_SHORT PROBLEM_. Here are some records; return them all exactly.

_EXERCISE INPUT_.
-=-=-

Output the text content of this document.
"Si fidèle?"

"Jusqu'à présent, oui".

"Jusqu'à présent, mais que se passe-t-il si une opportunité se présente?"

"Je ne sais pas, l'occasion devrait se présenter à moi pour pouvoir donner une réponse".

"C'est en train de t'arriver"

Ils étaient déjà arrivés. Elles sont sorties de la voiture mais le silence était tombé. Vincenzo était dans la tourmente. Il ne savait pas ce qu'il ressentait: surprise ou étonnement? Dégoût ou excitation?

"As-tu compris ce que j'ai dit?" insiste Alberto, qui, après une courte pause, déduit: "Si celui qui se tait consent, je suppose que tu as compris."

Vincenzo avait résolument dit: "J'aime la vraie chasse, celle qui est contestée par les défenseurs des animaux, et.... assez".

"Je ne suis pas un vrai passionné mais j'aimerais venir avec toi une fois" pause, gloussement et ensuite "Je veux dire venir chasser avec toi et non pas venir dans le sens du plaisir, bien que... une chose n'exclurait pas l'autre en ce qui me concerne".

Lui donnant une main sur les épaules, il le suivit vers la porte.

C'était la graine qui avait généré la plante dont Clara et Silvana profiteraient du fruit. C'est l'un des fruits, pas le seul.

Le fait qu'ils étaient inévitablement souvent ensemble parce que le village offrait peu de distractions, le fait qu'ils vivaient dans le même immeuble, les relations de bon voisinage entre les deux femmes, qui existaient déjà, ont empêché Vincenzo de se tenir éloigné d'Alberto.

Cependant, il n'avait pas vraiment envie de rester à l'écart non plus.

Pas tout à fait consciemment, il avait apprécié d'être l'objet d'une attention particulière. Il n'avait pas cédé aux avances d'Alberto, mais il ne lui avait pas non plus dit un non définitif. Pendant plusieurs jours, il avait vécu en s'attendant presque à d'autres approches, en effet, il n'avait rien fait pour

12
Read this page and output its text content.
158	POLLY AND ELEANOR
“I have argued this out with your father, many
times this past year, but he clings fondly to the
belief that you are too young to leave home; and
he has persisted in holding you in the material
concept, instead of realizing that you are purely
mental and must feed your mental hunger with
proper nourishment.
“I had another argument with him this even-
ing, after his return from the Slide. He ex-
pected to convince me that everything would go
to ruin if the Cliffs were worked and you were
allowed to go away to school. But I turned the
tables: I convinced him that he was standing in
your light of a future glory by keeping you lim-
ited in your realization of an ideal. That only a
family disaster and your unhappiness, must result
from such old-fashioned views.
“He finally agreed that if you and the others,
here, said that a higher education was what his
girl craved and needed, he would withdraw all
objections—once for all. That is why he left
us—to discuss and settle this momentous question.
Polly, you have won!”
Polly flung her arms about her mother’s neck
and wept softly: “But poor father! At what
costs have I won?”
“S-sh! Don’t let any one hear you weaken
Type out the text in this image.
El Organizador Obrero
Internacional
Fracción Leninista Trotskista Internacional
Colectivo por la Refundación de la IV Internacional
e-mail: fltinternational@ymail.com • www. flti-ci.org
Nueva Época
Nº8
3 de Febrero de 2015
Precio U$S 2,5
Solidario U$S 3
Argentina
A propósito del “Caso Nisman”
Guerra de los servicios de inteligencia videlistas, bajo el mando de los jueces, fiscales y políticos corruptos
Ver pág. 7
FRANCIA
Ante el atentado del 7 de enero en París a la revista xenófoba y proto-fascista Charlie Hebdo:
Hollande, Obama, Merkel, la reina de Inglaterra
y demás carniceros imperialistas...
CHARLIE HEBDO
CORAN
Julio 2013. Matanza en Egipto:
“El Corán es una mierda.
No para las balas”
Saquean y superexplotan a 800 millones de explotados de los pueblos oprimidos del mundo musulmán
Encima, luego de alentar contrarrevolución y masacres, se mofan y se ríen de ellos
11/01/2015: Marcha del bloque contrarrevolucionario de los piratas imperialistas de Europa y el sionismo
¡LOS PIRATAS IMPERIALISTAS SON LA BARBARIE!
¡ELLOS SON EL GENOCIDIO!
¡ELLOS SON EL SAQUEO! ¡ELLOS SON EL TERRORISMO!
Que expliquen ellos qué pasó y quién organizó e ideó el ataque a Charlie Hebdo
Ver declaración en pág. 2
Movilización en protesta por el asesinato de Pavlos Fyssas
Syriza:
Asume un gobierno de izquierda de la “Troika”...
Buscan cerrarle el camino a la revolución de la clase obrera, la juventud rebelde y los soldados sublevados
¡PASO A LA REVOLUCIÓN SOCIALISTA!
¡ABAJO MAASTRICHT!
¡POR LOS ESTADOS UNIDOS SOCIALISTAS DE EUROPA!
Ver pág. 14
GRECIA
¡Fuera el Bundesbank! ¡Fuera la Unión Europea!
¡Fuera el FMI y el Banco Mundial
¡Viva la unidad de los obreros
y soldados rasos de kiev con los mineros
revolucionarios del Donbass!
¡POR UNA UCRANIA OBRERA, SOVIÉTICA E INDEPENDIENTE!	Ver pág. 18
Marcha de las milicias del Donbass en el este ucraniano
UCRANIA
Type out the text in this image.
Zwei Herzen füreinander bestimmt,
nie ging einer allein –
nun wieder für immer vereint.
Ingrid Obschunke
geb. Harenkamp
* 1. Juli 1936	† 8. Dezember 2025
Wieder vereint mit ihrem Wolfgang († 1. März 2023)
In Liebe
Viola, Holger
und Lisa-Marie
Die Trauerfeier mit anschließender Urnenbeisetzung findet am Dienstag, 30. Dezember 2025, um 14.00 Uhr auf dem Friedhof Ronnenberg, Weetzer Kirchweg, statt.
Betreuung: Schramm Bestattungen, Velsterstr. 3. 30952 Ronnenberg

-=-=-

_COMPLETED TASK_.
Output the text content of this document.
"Si fidèle?"

"Jusqu'à présent, oui".

"Jusqu'à présent, mais que se passe-t-il si une opportunité se présente?"

"Je ne sais pas, l'occasion devrait se présenter à moi pour pouvoir donner une réponse".

"C'est en train de t'arriver"

Ils étaient déjà arrivés. Elles sont sorties de la voiture mais le silence était tombé. Vincenzo était dans la tourmente. Il ne savait pas ce qu'il ressentait: surprise ou étonnement? Dégoût ou excitation?

"As-tu compris ce que j'ai dit?" insiste Alberto, qui, après une courte pause, déduit: "Si celui qui se tait consent, je suppose que tu as compris."

Vincenzo avait résolument dit: "J'aime la vraie chasse, celle qui est contestée par les défenseurs des animaux, et.... assez".

"Je ne suis pas un vrai passionné mais j'aimerais venir avec toi une fois" pause, gloussement et ensuite "Je veux dire venir chasser avec toi et non pas venir dans le sens du plaisir, bien que... une chose n'exclurait pas l'autre en ce qui me concerne".

Lui donnant une main sur les épaules, il le suivit vers la porte.

C'était la graine qui avait généré la plante dont Clara et Silvana profiteraient du fruit. C'est l'un des fruits, pas le seul.

Le fait qu'ils étaient inévitablement souvent ensemble parce que le village offrait peu de distractions, le fait qu'ils vivaient dans le même immeuble, les relations de bon voisinage entre les deux femmes, qui existaient déjà, ont empêché Vincenzo de se tenir éloigné d'Alberto.

Cependant, il n'avait pas vraiment envie de rester à l'écart non plus.

Pas tout à fait consciemment, il avait apprécié d'être l'objet d'une attention particulière. Il n'avait pas cédé aux avances d'Alberto, mais il ne lui avait pas non plus dit un non définitif. Pendant plusieurs jours, il avait vécu en s'attendant presque à d'autres approches, en effet, il n'avait rien fait pour

12
Read this page and output its text content.
158	POLLY AND ELEANOR
“I have argued this out with your father, many
times this past year, but he clings fondly to the
belief that you are too young to leave home; and
he has persisted in holding you in the material
concept, instead of realizing that you are purely
mental and must feed your mental hunger with
proper nourishment.
“I had another argument with him this even-
ing, after his return from the Slide. He ex-
pected to convince me that everything would go
to ruin if the Cliffs were worked and you were
allowed to go away to school. But I turned the
tables: I convinced him that he was standing in
your light of a future glory by keeping you lim-
ited in your realization of an ideal. That only a
family disaster and your unhappiness, must result
from such old-fashioned views.
“He finally agreed that if you and the others,
here, said that a higher education was what his
girl craved and needed, he would withdraw all
objections—once for all. That is why he left
us—to discuss and settle this momentous question.
Polly, you have won!”
Polly flung her arms about her mother’s neck
and wept softly: “But poor father! At what
costs have I won?”
“S-sh! Don’t let any one hear you weaken
Type out the text in this image.
El Organizador Obrero
Internacional
Fracción Leninista Trotskista Internacional
Colectivo por la Refundación de la IV Internacional
e-mail: fltinternational@ymail.com • www. flti-ci.org
Nueva Época
Nº8
3 de Febrero de 2015
Precio U$S 2,5
Solidario U$S 3
Argentina
A propósito del “Caso Nisman”
Guerra de los servicios de inteligencia videlistas, bajo el mando de los jueces, fiscales y políticos corruptos
Ver pág. 7
FRANCIA
Ante el atentado del 7 de enero en París a la revista xenófoba y proto-fascista Charlie Hebdo:
Hollande, Obama, Merkel, la reina de Inglaterra
y demás carniceros imperialistas...
CHARLIE HEBDO
CORAN
Julio 2013. Matanza en Egipto:
“El Corán es una mierda.
No para las balas”
Saquean y superexplotan a 800 millones de explotados de los pueblos oprimidos del mundo musulmán
Encima, luego de alentar contrarrevolución y masacres, se mofan y se ríen de ellos
11/01/2015: Marcha del bloque contrarrevolucionario de los piratas imperialistas de Europa y el sionismo
¡LOS PIRATAS IMPERIALISTAS SON LA BARBARIE!
¡ELLOS SON EL GENOCIDIO!
¡ELLOS SON EL SAQUEO! ¡ELLOS SON EL TERRORISMO!
Que expliquen ellos qué pasó y quién organizó e ideó el ataque a Charlie Hebdo
Ver declaración en pág. 2
Movilización en protesta por el asesinato de Pavlos Fyssas
Syriza:
Asume un gobierno de izquierda de la “Troika”...
Buscan cerrarle el camino a la revolución de la clase obrera, la juventud rebelde y los soldados sublevados
¡PASO A LA REVOLUCIÓN SOCIALISTA!
¡ABAJO MAASTRICHT!
¡POR LOS ESTADOS UNIDOS SOCIALISTAS DE EUROPA!
Ver pág. 14
GRECIA
¡Fuera el Bundesbank! ¡Fuera la Unión Europea!
¡Fuera el FMI y el Banco Mundial
¡Viva la unidad de los obreros
y soldados rasos de kiev con los mineros
revolucionarios del Donbass!
¡POR UNA UCRANIA OBRERA, SOVIÉTICA E INDEPENDIENTE!	Ver pág. 18
Marcha de las milicias del Donbass en el este ucraniano
UCRANIA
Type out the text in this image.
Zwei Herzen füreinander bestimmt,
nie ging einer allein –
nun wieder für immer vereint.
Ingrid Obschunke
geb. Harenkamp
* 1. Juli 1936	† 8. Dezember 2025
Wieder vereint mit ihrem Wolfgang († 1. März 2023)
In Liebe
Viola, Holger
und Lisa-Marie
Die Trauerfeier mit anschließender Urnenbeisetzung findet am Dienstag, 30. Dezember 2025, um 14.00 Uhr auf dem Friedhof Ronnenberg, Weetzer Kirchweg, statt.
Betreuung: Schramm Bestattungen, Velsterstr. 3. 30952 Ronnenberg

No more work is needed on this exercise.